## What the task asks
Copy every line that holds "บเวลา".
** BEGIN Excerpted records **
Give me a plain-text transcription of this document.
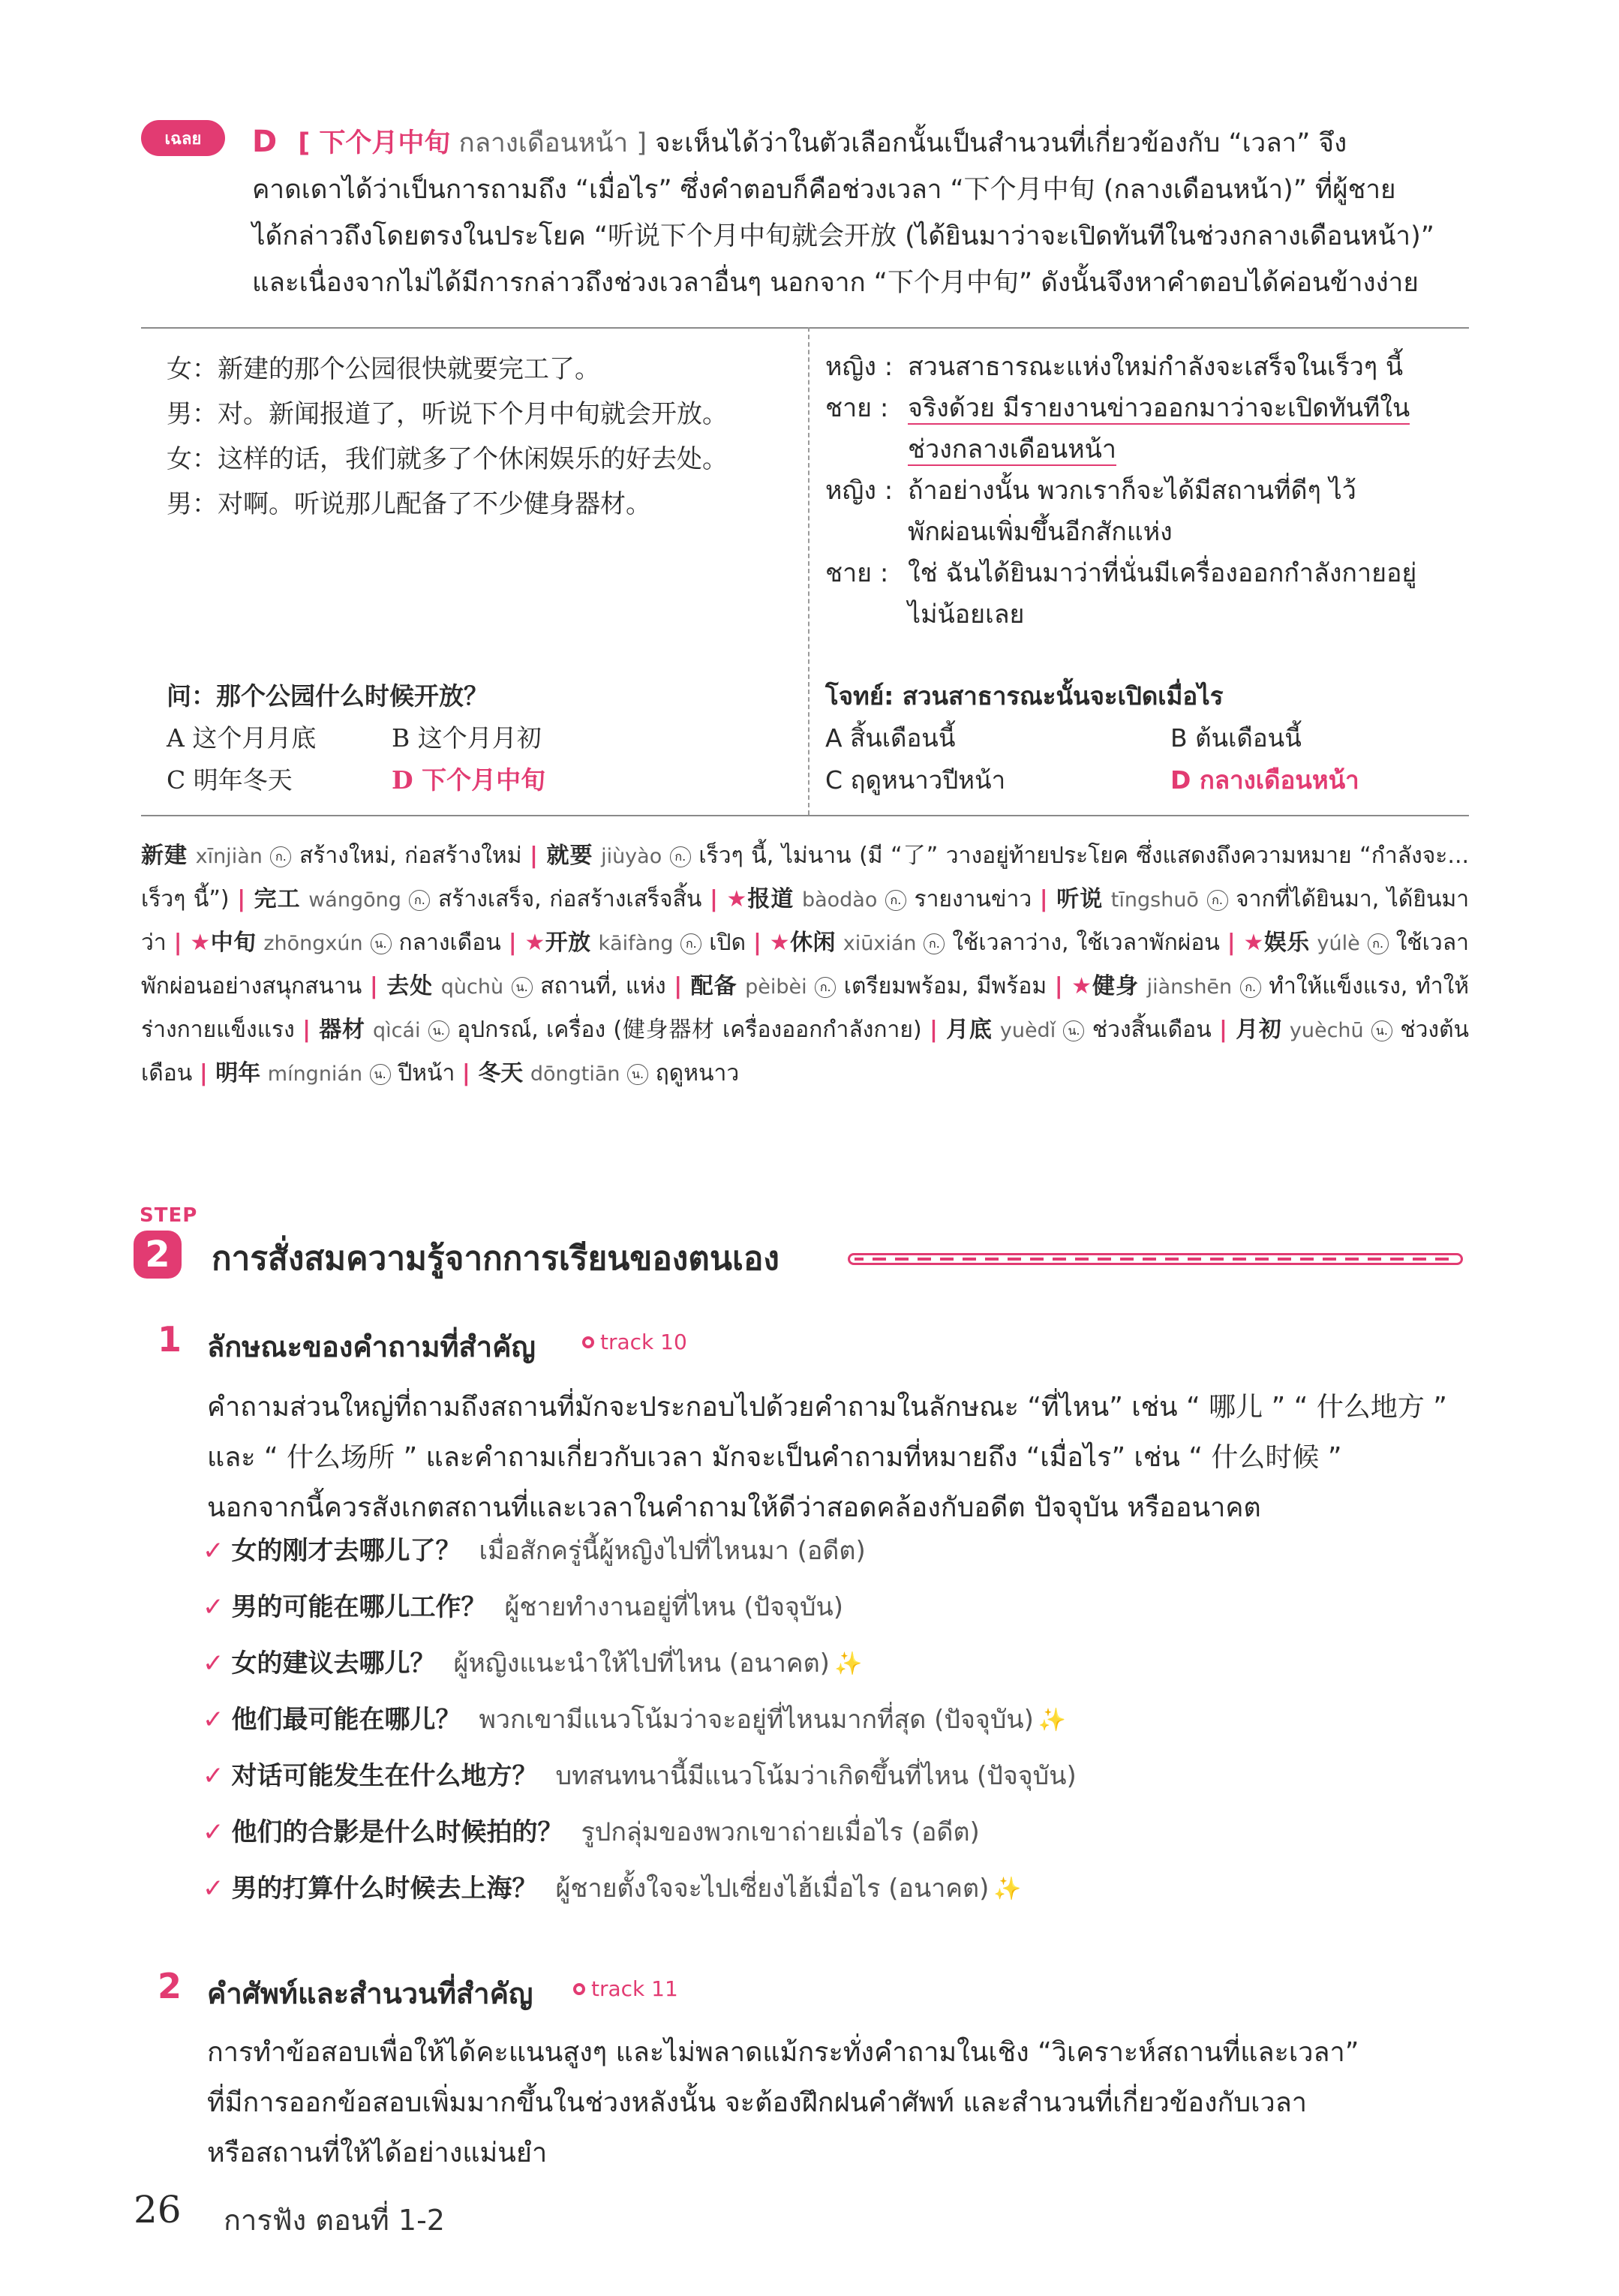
เฉลย	D [ 下个月中旬 กลางเดือนหน้า ] จะเห็นได้ว่าในตัวเลือกนั้นเป็นสำนวนที่เกี่ยวข้องกับ “เวลา” จึง
คาดเดาได้ว่าเป็นการถามถึง “เมื่อไร” ซึ่งคำตอบก็คือช่วงเวลา “下个月中旬 (กลางเดือนหน้า)” ที่ผู้ชาย
ได้กล่าวถึงโดยตรงในประโยค “听说下个月中旬就会开放 (ได้ยินมาว่าจะเปิดทันทีในช่วงกลางเดือนหน้า)”
และเนื่องจากไม่ได้มีการกล่าวถึงช่วงเวลาอื่นๆ นอกจาก “下个月中旬” ดังนั้นจึงหาคำตอบได้ค่อนข้างง่าย
女：新建的那个公园很快就要完工了。
男：对。新闻报道了，听说下个月中旬就会开放。
女：这样的话，我们就多了个休闲娱乐的好去处。
男：对啊。听说那儿配备了不少健身器材。
หญิง : สวนสาธารณะแห่งใหม่กำลังจะเสร็จในเร็วๆ นี้
ชาย : จริงด้วย มีรายงานข่าวออกมาว่าจะเปิดทันทีใน
ช่วงกลางเดือนหน้า
หญิง : ถ้าอย่างนั้น พวกเราก็จะได้มีสถานที่ดีๆ ไว้
พักผ่อนเพิ่มขึ้นอีกสักแห่ง
ชาย : ใช่ ฉันได้ยินมาว่าที่นั่นมีเครื่องออกกำลังกายอยู่
ไม่น้อยเลย
问：那个公园什么时候开放？
A 这个月月底	B 这个月月初
C 明年冬天	D 下个月中旬
โจทย์: สวนสาธารณะนั้นจะเปิดเมื่อไร
A สิ้นเดือนนี้	B ต้นเดือนนี้
C ฤดูหนาวปีหน้า	D กลางเดือนหน้า
新建 xīnjiàn ก. สร้างใหม่, ก่อสร้างใหม่ | 就要 jiùyào ก. เร็วๆ นี้, ไม่นาน (มี “了” วางอยู่ท้ายประโยค ซึ่งแสดงถึงความหมาย “กำลังจะ... เร็วๆ นี้”) | 完工 wángōng ก. สร้างเสร็จ, ก่อสร้างเสร็จสิ้น | ★报道 bàodào ก. รายงานข่าว | 听说 tīngshuō ก. จากที่ได้ยินมา, ได้ยินมาว่า | ★中旬 zhōngxún น. กลางเดือน | ★开放 kāifàng ก. เปิด | ★休闲 xiūxián ก. ใช้เวลาว่าง, ใช้เวลาพักผ่อน | ★娱乐 yúlè ก. ใช้เวลาพักผ่อนอย่างสนุกสนาน | 去处 qùchù น. สถานที่, แห่ง | 配备 pèibèi ก. เตรียมพร้อม, มีพร้อม | ★健身 jiànshēn ก. ทำให้แข็งแรง, ทำให้ร่างกายแข็งแรง | 器材 qìcái น. อุปกรณ์, เครื่อง (健身器材 เครื่องออกกำลังกาย) | 月底 yuèdǐ น. ช่วงสิ้นเดือน | 月初 yuèchū น. ช่วงต้นเดือน | 明年 míngnián น. ปีหน้า | 冬天 dōngtiān น. ฤดูหนาว
STEP
2	การสั่งสมความรู้จากการเรียนของตนเอง
1 ลักษณะของคำถามที่สำคัญ	track 10
คำถามส่วนใหญ่ที่ถามถึงสถานที่มักจะประกอบไปด้วยคำถามในลักษณะ “ที่ไหน” เช่น “ 哪儿 ” “ 什么地方 ”
และ “ 什么场所 ” และคำถามเกี่ยวกับเวลา มักจะเป็นคำถามที่หมายถึง “เมื่อไร” เช่น “ 什么时候 ”
นอกจากนี้ควรสังเกตสถานที่และเวลาในคำถามให้ดีว่าสอดคล้องกับอดีต ปัจจุบัน หรืออนาคต
✓ 女的刚才去哪儿了？ เมื่อสักครู่นี้ผู้หญิงไปที่ไหนมา (อดีต)
✓ 男的可能在哪儿工作？ ผู้ชายทำงานอยู่ที่ไหน (ปัจจุบัน)
✓ 女的建议去哪儿？ ผู้หญิงแนะนำให้ไปที่ไหน (อนาคต) ✨
✓ 他们最可能在哪儿？ พวกเขามีแนวโน้มว่าจะอยู่ที่ไหนมากที่สุด (ปัจจุบัน) ✨
✓ 对话可能发生在什么地方？ บทสนทนานี้มีแนวโน้มว่าเกิดขึ้นที่ไหน (ปัจจุบัน)
✓ 他们的合影是什么时候拍的？ รูปกลุ่มของพวกเขาถ่ายเมื่อไร (อดีต)
✓ 男的打算什么时候去上海？ ผู้ชายตั้งใจจะไปเซี่ยงไฮ้เมื่อไร (อนาคต) ✨
2 คำศัพท์และสำนวนที่สำคัญ	track 11
การทำข้อสอบเพื่อให้ได้คะแนนสูงๆ และไม่พลาดแม้กระทั่งคำถามในเชิง “วิเคราะห์สถานที่และเวลา”
ที่มีการออกข้อสอบเพิ่มมากขึ้นในช่วงหลังนั้น จะต้องฝึกฝนคำศัพท์ และสำนวนที่เกี่ยวข้องกับเวลา
หรือสถานที่ให้ได้อย่างแม่นยำ
26 การฟัง ตอนที่ 1-2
** END Excerpted records **
## Answer in full
และ “ 什么场所 ” และคำถามเกี่ยวกับเวลา มักจะเป็นคำถามที่หมายถึง “เมื่อไร” เช่น “ 什么时候 ”
ที่มีการออกข้อสอบเพิ่มมากขึ้นในช่วงหลังนั้น จะต้องฝึกฝนคำศัพท์ และสำนวนที่เกี่ยวข้องกับเวลา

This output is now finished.